— start Exercise input —
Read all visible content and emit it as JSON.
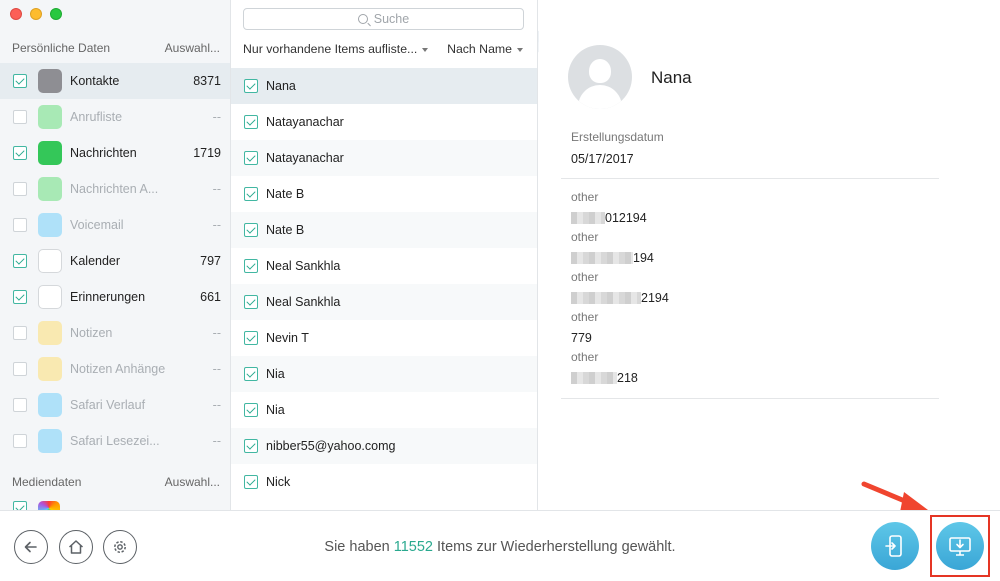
{
  "sidebar": {
    "section1": {
      "title": "Persönliche Daten",
      "action": "Auswahl..."
    },
    "categories": [
      {
        "label": "Kontakte",
        "count": "8371",
        "checked": true,
        "enabled": true,
        "icon": "contacts-icon",
        "color": "#8e8e93"
      },
      {
        "label": "Anrufliste",
        "count": "--",
        "checked": false,
        "enabled": false,
        "icon": "phone-icon",
        "color": "#4cd964"
      },
      {
        "label": "Nachrichten",
        "count": "1719",
        "checked": true,
        "enabled": true,
        "icon": "messages-icon",
        "color": "#34c759"
      },
      {
        "label": "Nachrichten A...",
        "count": "--",
        "checked": false,
        "enabled": false,
        "icon": "message-attachments-icon",
        "color": "#4cd964"
      },
      {
        "label": "Voicemail",
        "count": "--",
        "checked": false,
        "enabled": false,
        "icon": "voicemail-icon",
        "color": "#5ac8fa"
      },
      {
        "label": "Kalender",
        "count": "797",
        "checked": true,
        "enabled": true,
        "icon": "calendar-icon",
        "color": "#ffffff"
      },
      {
        "label": "Erinnerungen",
        "count": "661",
        "checked": true,
        "enabled": true,
        "icon": "reminders-icon",
        "color": "#ffffff"
      },
      {
        "label": "Notizen",
        "count": "--",
        "checked": false,
        "enabled": false,
        "icon": "notes-icon",
        "color": "#ffd95a"
      },
      {
        "label": "Notizen Anhänge",
        "count": "--",
        "checked": false,
        "enabled": false,
        "icon": "notes-attachments-icon",
        "color": "#ffd95a"
      },
      {
        "label": "Safari Verlauf",
        "count": "--",
        "checked": false,
        "enabled": false,
        "icon": "safari-history-icon",
        "color": "#5ac8fa"
      },
      {
        "label": "Safari Lesezei...",
        "count": "--",
        "checked": false,
        "enabled": false,
        "icon": "safari-bookmarks-icon",
        "color": "#5ac8fa"
      }
    ],
    "section2": {
      "title": "Mediendaten",
      "action": "Auswahl..."
    }
  },
  "list": {
    "search_placeholder": "Suche",
    "filter_label": "Nur vorhandene Items aufliste...",
    "sort_label": "Nach Name",
    "items": [
      "Nana",
      "Natayanachar",
      "Natayanachar",
      "Nate B",
      "Nate B",
      "Neal Sankhla",
      "Neal Sankhla",
      "Nevin T",
      "Nia",
      "Nia",
      "nibber55@yahoo.comg",
      "Nick"
    ]
  },
  "detail": {
    "name": "Nana",
    "created_label": "Erstellungsdatum",
    "created_value": "05/17/2017",
    "fields": [
      {
        "label": "other",
        "value": "012194"
      },
      {
        "label": "other",
        "value": "194"
      },
      {
        "label": "other",
        "value": "2194"
      },
      {
        "label": "other",
        "value": "779"
      },
      {
        "label": "other",
        "value": "218"
      }
    ]
  },
  "footer": {
    "status_prefix": "Sie haben ",
    "status_count": "11552",
    "status_suffix": " Items zur Wiederherstellung gewählt."
  },
  "colors": {
    "accent": "#2aa98f",
    "highlight": "#e53524",
    "button": "#3aa6d6"
  }
}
— end Exercise input —
*Requirements*. Keep the pictures out of the copy and write out the data exactly as it stands.

*Exercise result*.
Read all visible content and emit it as JSON.
{
  "sidebar": {
    "section1": {
      "title": "Persönliche Daten",
      "action": "Auswahl..."
    },
    "categories": [
      {
        "label": "Kontakte",
        "count": "8371",
        "checked": true,
        "enabled": true,
        "icon": "contacts-icon",
        "color": "#8e8e93"
      },
      {
        "label": "Anrufliste",
        "count": "--",
        "checked": false,
        "enabled": false,
        "icon": "phone-icon",
        "color": "#4cd964"
      },
      {
        "label": "Nachrichten",
        "count": "1719",
        "checked": true,
        "enabled": true,
        "icon": "messages-icon",
        "color": "#34c759"
      },
      {
        "label": "Nachrichten A...",
        "count": "--",
        "checked": false,
        "enabled": false,
        "icon": "message-attachments-icon",
        "color": "#4cd964"
      },
      {
        "label": "Voicemail",
        "count": "--",
        "checked": false,
        "enabled": false,
        "icon": "voicemail-icon",
        "color": "#5ac8fa"
      },
      {
        "label": "Kalender",
        "count": "797",
        "checked": true,
        "enabled": true,
        "icon": "calendar-icon",
        "color": "#ffffff"
      },
      {
        "label": "Erinnerungen",
        "count": "661",
        "checked": true,
        "enabled": true,
        "icon": "reminders-icon",
        "color": "#ffffff"
      },
      {
        "label": "Notizen",
        "count": "--",
        "checked": false,
        "enabled": false,
        "icon": "notes-icon",
        "color": "#ffd95a"
      },
      {
        "label": "Notizen Anhänge",
        "count": "--",
        "checked": false,
        "enabled": false,
        "icon": "notes-attachments-icon",
        "color": "#ffd95a"
      },
      {
        "label": "Safari Verlauf",
        "count": "--",
        "checked": false,
        "enabled": false,
        "icon": "safari-history-icon",
        "color": "#5ac8fa"
      },
      {
        "label": "Safari Lesezei...",
        "count": "--",
        "checked": false,
        "enabled": false,
        "icon": "safari-bookmarks-icon",
        "color": "#5ac8fa"
      }
    ],
    "section2": {
      "title": "Mediendaten",
      "action": "Auswahl..."
    }
  },
  "list": {
    "search_placeholder": "Suche",
    "filter_label": "Nur vorhandene Items aufliste...",
    "sort_label": "Nach Name",
    "items": [
      "Nana",
      "Natayanachar",
      "Natayanachar",
      "Nate B",
      "Nate B",
      "Neal Sankhla",
      "Neal Sankhla",
      "Nevin T",
      "Nia",
      "Nia",
      "nibber55@yahoo.comg",
      "Nick"
    ]
  },
  "detail": {
    "name": "Nana",
    "created_label": "Erstellungsdatum",
    "created_value": "05/17/2017",
    "fields": [
      {
        "label": "other",
        "value": "012194"
      },
      {
        "label": "other",
        "value": "194"
      },
      {
        "label": "other",
        "value": "2194"
      },
      {
        "label": "other",
        "value": "779"
      },
      {
        "label": "other",
        "value": "218"
      }
    ]
  },
  "footer": {
    "status_prefix": "Sie haben ",
    "status_count": "11552",
    "status_suffix": " Items zur Wiederherstellung gewählt."
  },
  "colors": {
    "accent": "#2aa98f",
    "highlight": "#e53524",
    "button": "#3aa6d6"
  }
}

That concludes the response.